* _Description of the task_:
Quote the records beneath, complete and exact. Leave out images.

-------- Extracted entries

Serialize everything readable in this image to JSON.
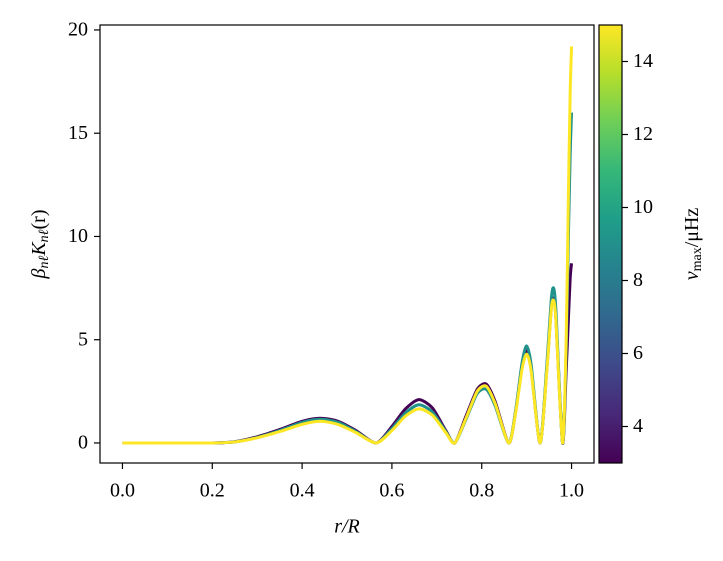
{
  "chart_data": {
    "type": "line",
    "xlabel": "r/R",
    "ylabel": [
      {
        "text": "β",
        "sub": "nℓ"
      },
      {
        "text": "K",
        "sub": "nℓ"
      },
      {
        "text": "(r)"
      }
    ],
    "x": [
      0,
      0.1,
      0.2,
      0.25,
      0.3,
      0.35,
      0.4,
      0.44,
      0.48,
      0.52,
      0.565,
      0.6,
      0.63,
      0.66,
      0.69,
      0.72,
      0.74,
      0.765,
      0.79,
      0.81,
      0.83,
      0.86,
      0.875,
      0.89,
      0.9,
      0.91,
      0.93,
      0.945,
      0.955,
      0.96,
      0.965,
      0.98,
      0.988,
      0.993,
      0.997,
      1.0
    ],
    "series": [
      {
        "color": "#440154",
        "values": [
          0,
          0,
          0,
          0.06,
          0.3,
          0.65,
          1.05,
          1.2,
          1.05,
          0.6,
          0,
          0.8,
          1.65,
          2.1,
          1.7,
          0.6,
          0,
          1.3,
          2.6,
          2.85,
          2.0,
          0,
          1.45,
          3.8,
          4.5,
          3.6,
          0,
          3.6,
          6.6,
          7.0,
          6.1,
          0,
          3.5,
          6,
          8,
          8.7
        ]
      },
      {
        "color": "#21918c",
        "values": [
          0,
          0,
          0,
          0.05,
          0.27,
          0.6,
          1.0,
          1.15,
          1.0,
          0.55,
          0,
          0.7,
          1.45,
          1.85,
          1.5,
          0.55,
          0,
          1.15,
          2.4,
          2.6,
          1.8,
          0,
          1.5,
          3.9,
          4.7,
          3.8,
          0,
          3.8,
          7.0,
          7.5,
          6.5,
          0,
          4.5,
          10,
          14,
          16
        ]
      },
      {
        "color": "#fde725",
        "values": [
          0,
          0,
          0,
          0.05,
          0.25,
          0.55,
          0.9,
          1.05,
          0.9,
          0.5,
          0,
          0.6,
          1.3,
          1.65,
          1.35,
          0.5,
          0,
          1.2,
          2.5,
          2.75,
          1.9,
          0,
          1.4,
          3.6,
          4.3,
          3.5,
          0,
          3.5,
          6.5,
          6.9,
          6.0,
          0,
          5,
          12,
          17,
          19.2
        ]
      }
    ],
    "xlim": [
      -0.05,
      1.05
    ],
    "xticks": [
      {
        "value": 0,
        "label": "0.0"
      },
      {
        "value": 0.2,
        "label": "0.2"
      },
      {
        "value": 0.4,
        "label": "0.4"
      },
      {
        "value": 0.6,
        "label": "0.6"
      },
      {
        "value": 0.8,
        "label": "0.8"
      },
      {
        "value": 1,
        "label": "1.0"
      }
    ],
    "ylim": [
      -0.97,
      20.24
    ],
    "yticks": [
      0,
      5,
      10,
      15,
      20
    ],
    "colorbar": {
      "label": [
        {
          "text": "ν",
          "sub": "max"
        },
        {
          "text": "/μHz"
        }
      ],
      "lim": [
        3,
        15
      ],
      "ticks": [
        4,
        6,
        8,
        10,
        12,
        14
      ],
      "colors": [
        "#440154",
        "#482878",
        "#3e4989",
        "#31688e",
        "#26828e",
        "#1f9e89",
        "#35b779",
        "#6ece58",
        "#b5de2b",
        "#fde725"
      ]
    }
  }
}
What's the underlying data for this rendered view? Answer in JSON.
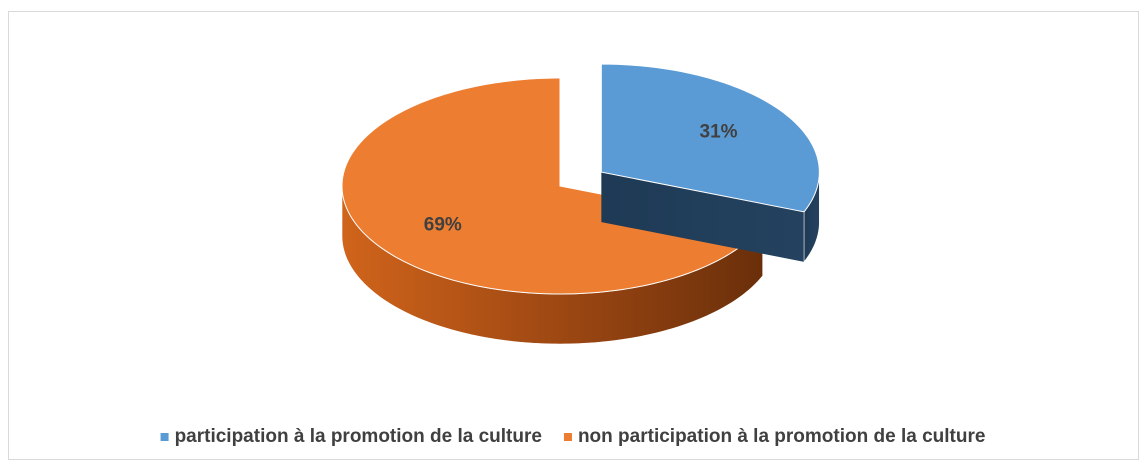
{
  "chart_data": {
    "type": "pie",
    "categories": [
      "participation à la promotion de la culture",
      "non participation à la promotion de la culture"
    ],
    "values": [
      31,
      69
    ],
    "value_labels": [
      "31%",
      "69%"
    ],
    "colors": [
      "#5b9bd5",
      "#ed7d31"
    ],
    "legend": "bottom"
  }
}
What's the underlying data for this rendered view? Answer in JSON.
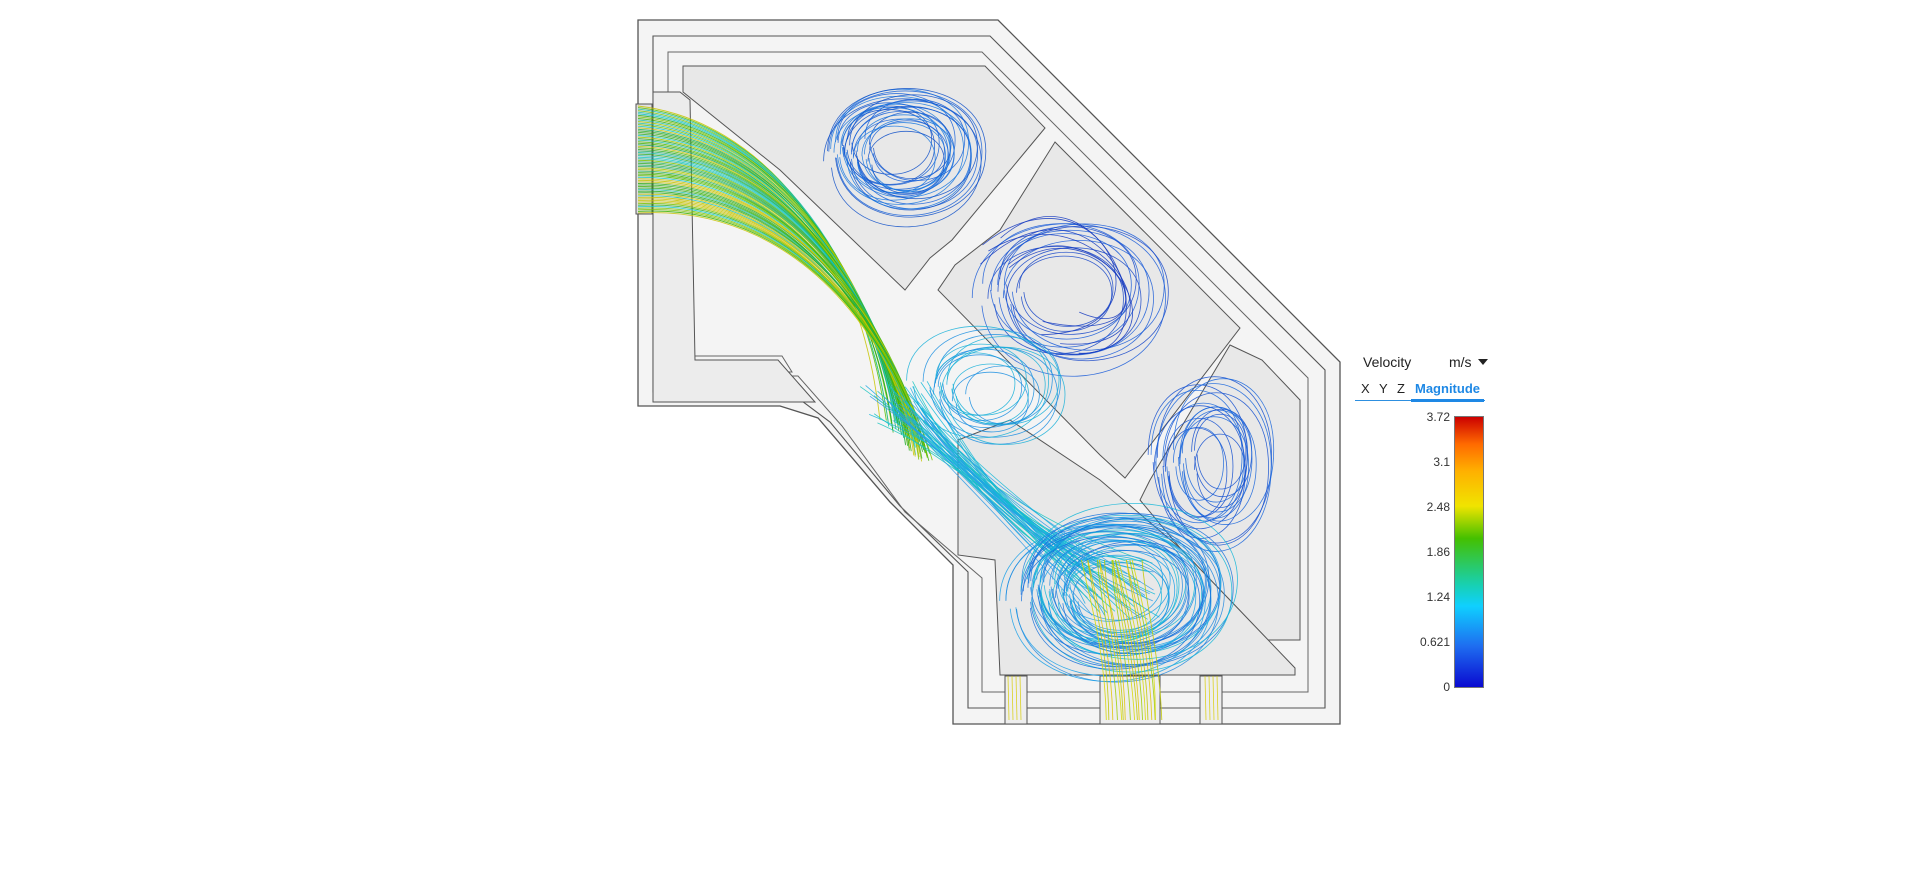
{
  "legend": {
    "quantity": "Velocity",
    "unit": "m/s",
    "tabs": [
      {
        "label": "X",
        "active": false
      },
      {
        "label": "Y",
        "active": false
      },
      {
        "label": "Z",
        "active": false
      },
      {
        "label": "Magnitude",
        "active": true
      }
    ],
    "ticks": [
      "3.72",
      "3.1",
      "2.48",
      "1.86",
      "1.24",
      "0.621",
      "0"
    ],
    "min": 0,
    "max": 3.72
  },
  "colors": {
    "housing_fill": "#f4f4f4",
    "chamber_fill": "#e8e8e8",
    "outline": "#555555",
    "accent": "#1e88e5"
  }
}
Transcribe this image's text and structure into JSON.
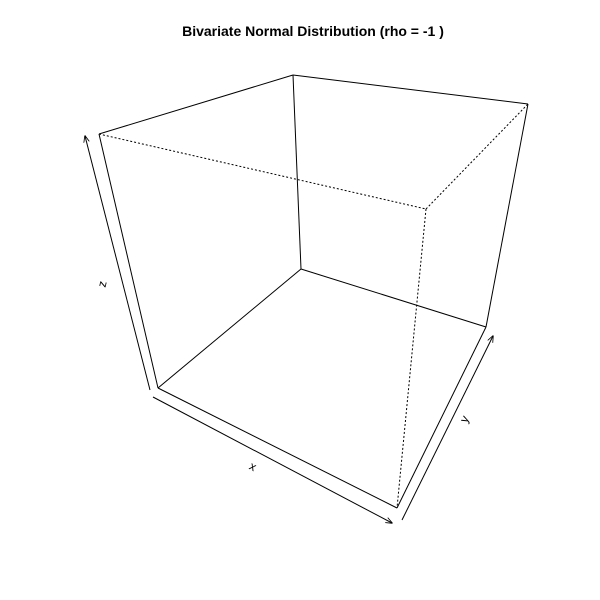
{
  "chart_data": {
    "type": "surface3d",
    "title": "Bivariate Normal Distribution (rho = -1 )",
    "xlabel": "x",
    "ylabel": "y",
    "zlabel": "z",
    "surface": "none",
    "box": true,
    "axes_type": "arrows"
  },
  "colors": {
    "background": "#ffffff",
    "foreground": "#000000"
  }
}
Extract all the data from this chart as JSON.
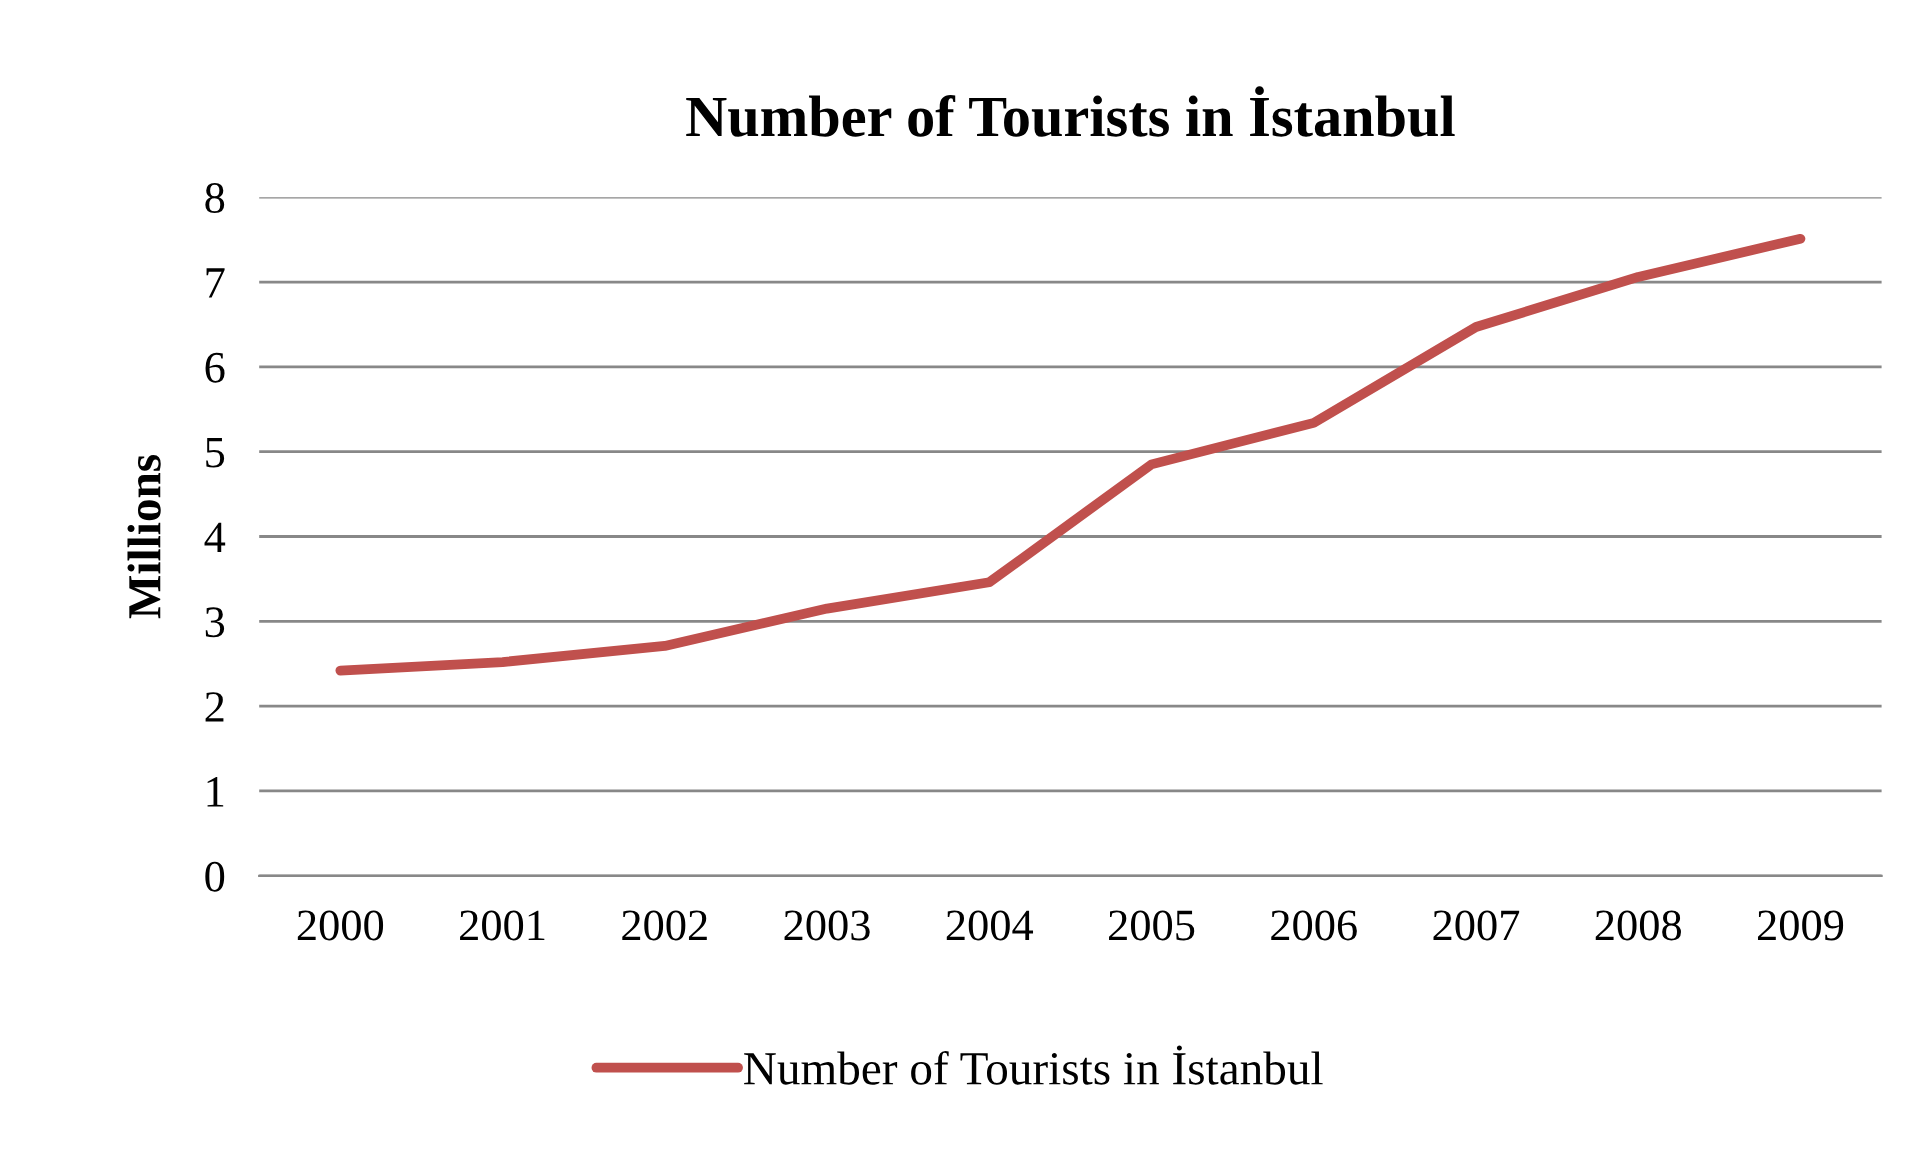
{
  "chart_data": {
    "type": "line",
    "title": "Number of Tourists in İstanbul",
    "ylabel": "Millions",
    "categories": [
      "2000",
      "2001",
      "2002",
      "2003",
      "2004",
      "2005",
      "2006",
      "2007",
      "2008",
      "2009"
    ],
    "series": [
      {
        "name": "Number of Tourists in İstanbul",
        "color": "#c0504d",
        "values": [
          2.42,
          2.52,
          2.71,
          3.15,
          3.46,
          4.85,
          5.34,
          6.47,
          7.06,
          7.51
        ]
      }
    ],
    "ylim": [
      0,
      8
    ],
    "yticks": [
      0,
      1,
      2,
      3,
      4,
      5,
      6,
      7,
      8
    ],
    "grid": "y",
    "legend": "bottom",
    "marker": "none",
    "line_style": "solid"
  }
}
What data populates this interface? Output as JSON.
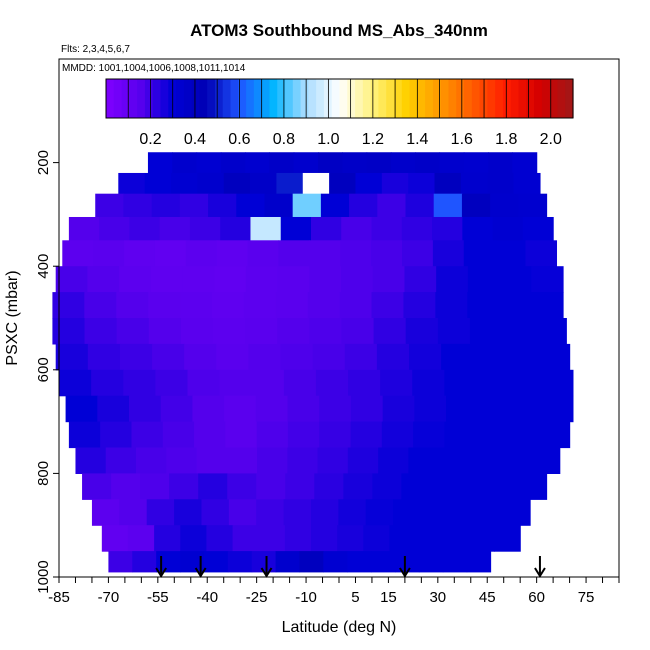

----------------

* _Solution for this exercise_:
Serialize everything readable in this image to JSON.
{
  "chart_data": {
    "type": "line",
    "xlabel": "r/R",
    "ylabel": [
      {
        "text": "β",
        "sub": "nℓ"
      },
      {
        "text": "K",
        "sub": "nℓ"
      },
      {
        "text": "(r)"
      }
    ],
    "x": [
      0,
      0.1,
      0.2,
      0.25,
      0.3,
      0.35,
      0.4,
      0.44,
      0.48,
      0.52,
      0.565,
      0.6,
      0.63,
      0.66,
      0.69,
      0.72,
      0.74,
      0.765,
      0.79,
      0.81,
      0.83,
      0.86,
      0.875,
      0.89,
      0.9,
      0.91,
      0.93,
      0.945,
      0.955,
      0.96,
      0.965,
      0.98,
      0.988,
      0.993,
      0.997,
      1.0
    ],
    "series": [
      {
        "color": "#440154",
        "values": [
          0,
          0,
          0,
          0.06,
          0.3,
          0.65,
          1.05,
          1.2,
          1.05,
          0.6,
          0,
          0.8,
          1.65,
          2.1,
          1.7,
          0.6,
          0,
          1.3,
          2.6,
          2.85,
          2.0,
          0,
          1.45,
          3.8,
          4.5,
          3.6,
          0,
          3.6,
          6.6,
          7.0,
          6.1,
          0,
          3.5,
          6,
          8,
          8.7
        ]
      },
      {
        "color": "#21918c",
        "values": [
          0,
          0,
          0,
          0.05,
          0.27,
          0.6,
          1.0,
          1.15,
          1.0,
          0.55,
          0,
          0.7,
          1.45,
          1.85,
          1.5,
          0.55,
          0,
          1.15,
          2.4,
          2.6,
          1.8,
          0,
          1.5,
          3.9,
          4.7,
          3.8,
          0,
          3.8,
          7.0,
          7.5,
          6.5,
          0,
          4.5,
          10,
          14,
          16
        ]
      },
      {
        "color": "#fde725",
        "values": [
          0,
          0,
          0,
          0.05,
          0.25,
          0.55,
          0.9,
          1.05,
          0.9,
          0.5,
          0,
          0.6,
          1.3,
          1.65,
          1.35,
          0.5,
          0,
          1.2,
          2.5,
          2.75,
          1.9,
          0,
          1.4,
          3.6,
          4.3,
          3.5,
          0,
          3.5,
          6.5,
          6.9,
          6.0,
          0,
          5,
          12,
          17,
          19.2
        ]
      }
    ],
    "xlim": [
      -0.05,
      1.05
    ],
    "xticks": [
      {
        "value": 0,
        "label": "0.0"
      },
      {
        "value": 0.2,
        "label": "0.2"
      },
      {
        "value": 0.4,
        "label": "0.4"
      },
      {
        "value": 0.6,
        "label": "0.6"
      },
      {
        "value": 0.8,
        "label": "0.8"
      },
      {
        "value": 1,
        "label": "1.0"
      }
    ],
    "ylim": [
      -0.97,
      20.24
    ],
    "yticks": [
      0,
      5,
      10,
      15,
      20
    ],
    "colorbar": {
      "label": [
        {
          "text": "ν",
          "sub": "max"
        },
        {
          "text": "/μHz"
        }
      ],
      "lim": [
        3,
        15
      ],
      "ticks": [
        4,
        6,
        8,
        10,
        12,
        14
      ],
      "colors": [
        "#440154",
        "#482878",
        "#3e4989",
        "#31688e",
        "#26828e",
        "#1f9e89",
        "#35b779",
        "#6ece58",
        "#b5de2b",
        "#fde725"
      ]
    }
  }
}
What's the underlying data for this rendered view? Answer in JSON.
{
  "chart_data": {
    "type": "pie",
    "categories": [
      "participation à la promotion de la culture",
      "non participation à la promotion de la culture"
    ],
    "values": [
      31,
      69
    ],
    "value_labels": [
      "31%",
      "69%"
    ],
    "colors": [
      "#5b9bd5",
      "#ed7d31"
    ],
    "legend": "bottom"
  }
}
What's the underlying data for this rendered view? Answer in JSON.
{
  "legend": {
    "quantity": "Velocity",
    "unit": "m/s",
    "tabs": [
      {
        "label": "X",
        "active": false
      },
      {
        "label": "Y",
        "active": false
      },
      {
        "label": "Z",
        "active": false
      },
      {
        "label": "Magnitude",
        "active": true
      }
    ],
    "ticks": [
      "3.72",
      "3.1",
      "2.48",
      "1.86",
      "1.24",
      "0.621",
      "0"
    ],
    "min": 0,
    "max": 3.72
  },
  "colors": {
    "housing_fill": "#f4f4f4",
    "chamber_fill": "#e8e8e8",
    "outline": "#555555",
    "accent": "#1e88e5"
  }
}
Transcribe this image's text and structure into JSON.
{
  "chart_data": {
    "type": "surface3d",
    "title": "Bivariate Normal Distribution (rho = -1 )",
    "xlabel": "x",
    "ylabel": "y",
    "zlabel": "z",
    "surface": "none",
    "box": true,
    "axes_type": "arrows"
  },
  "colors": {
    "background": "#ffffff",
    "foreground": "#000000"
  }
}
Extract all the data from this chart as JSON.
{
  "chart_data": {
    "type": "line",
    "title": "Number of Tourists in İstanbul",
    "ylabel": "Millions",
    "categories": [
      "2000",
      "2001",
      "2002",
      "2003",
      "2004",
      "2005",
      "2006",
      "2007",
      "2008",
      "2009"
    ],
    "series": [
      {
        "name": "Number of Tourists in İstanbul",
        "color": "#c0504d",
        "values": [
          2.42,
          2.52,
          2.71,
          3.15,
          3.46,
          4.85,
          5.34,
          6.47,
          7.06,
          7.51
        ]
      }
    ],
    "ylim": [
      0,
      8
    ],
    "yticks": [
      0,
      1,
      2,
      3,
      4,
      5,
      6,
      7,
      8
    ],
    "grid": "y",
    "legend": "bottom",
    "marker": "none",
    "line_style": "solid"
  }
}
What data populates this interface? Output as JSON.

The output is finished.